Given request
Repeat each record exactly. Any picture gets left out.

Data records
--*--

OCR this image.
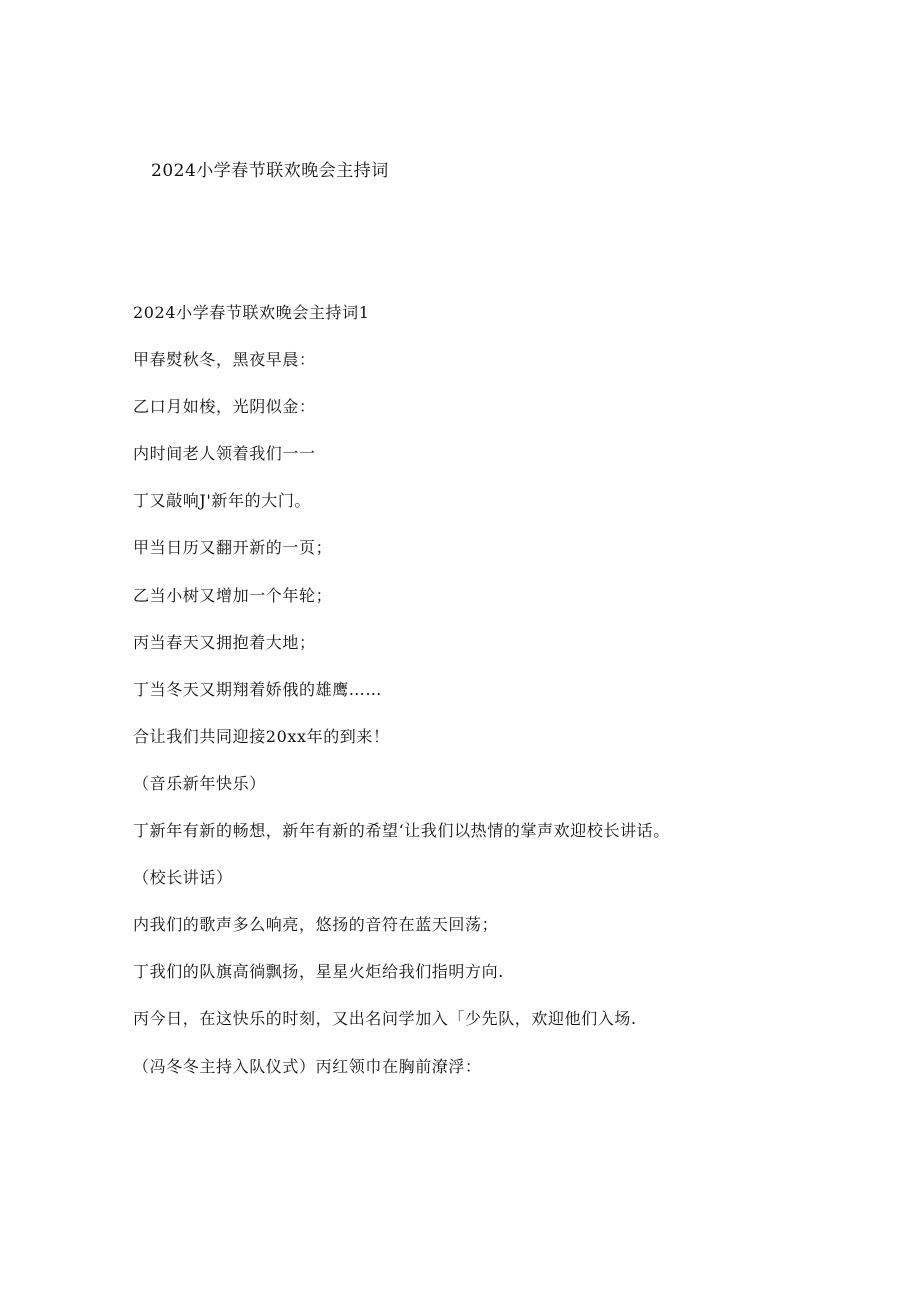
2024小学春节联欢晚会主持词

2024小学春节联欢晚会主持词1

甲春熨秋冬，黑夜早晨：

乙口月如梭，光阴似金：

内时间老人领着我们一一

丁又敲响J'新年的大门。

甲当日历又翻开新的一页；

乙当小树又增加一个年轮；

丙当春天又拥抱着大地；

丁当冬天又期翔着娇俄的雄鹰……

合让我们共同迎接20xx年的到来！

（音乐新年快乐）

丁新年有新的畅想，新年有新的希望‘让我们以热情的掌声欢迎校长讲话。

（校长讲话）

内我们的歌声多么响亮，悠扬的音符在蓝天回荡；

丁我们的队旗高徜飘扬，星星火炬给我们指明方向.

丙今日，在这快乐的时刻，又出名问学加入「少先队，欢迎他们入场.

（冯冬冬主持入队仪式）丙红领巾在胸前潦浮：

--*--

Output
OCR this image.
2024小学春节联欢晚会主持词

2024小学春节联欢晚会主持词1

甲春熨秋冬，黑夜早晨：

乙口月如梭，光阴似金：

内时间老人领着我们一一

丁又敲响J'新年的大门。

甲当日历又翻开新的一页；

乙当小树又增加一个年轮；

丙当春天又拥抱着大地；

丁当冬天又期翔着娇俄的雄鹰……

合让我们共同迎接20xx年的到来！

（音乐新年快乐）

丁新年有新的畅想，新年有新的希望‘让我们以热情的掌声欢迎校长讲话。

（校长讲话）

内我们的歌声多么响亮，悠扬的音符在蓝天回荡；

丁我们的队旗高徜飘扬，星星火炬给我们指明方向.

丙今日，在这快乐的时刻，又出名问学加入「少先队，欢迎他们入场.

（冯冬冬主持入队仪式）丙红领巾在胸前潦浮：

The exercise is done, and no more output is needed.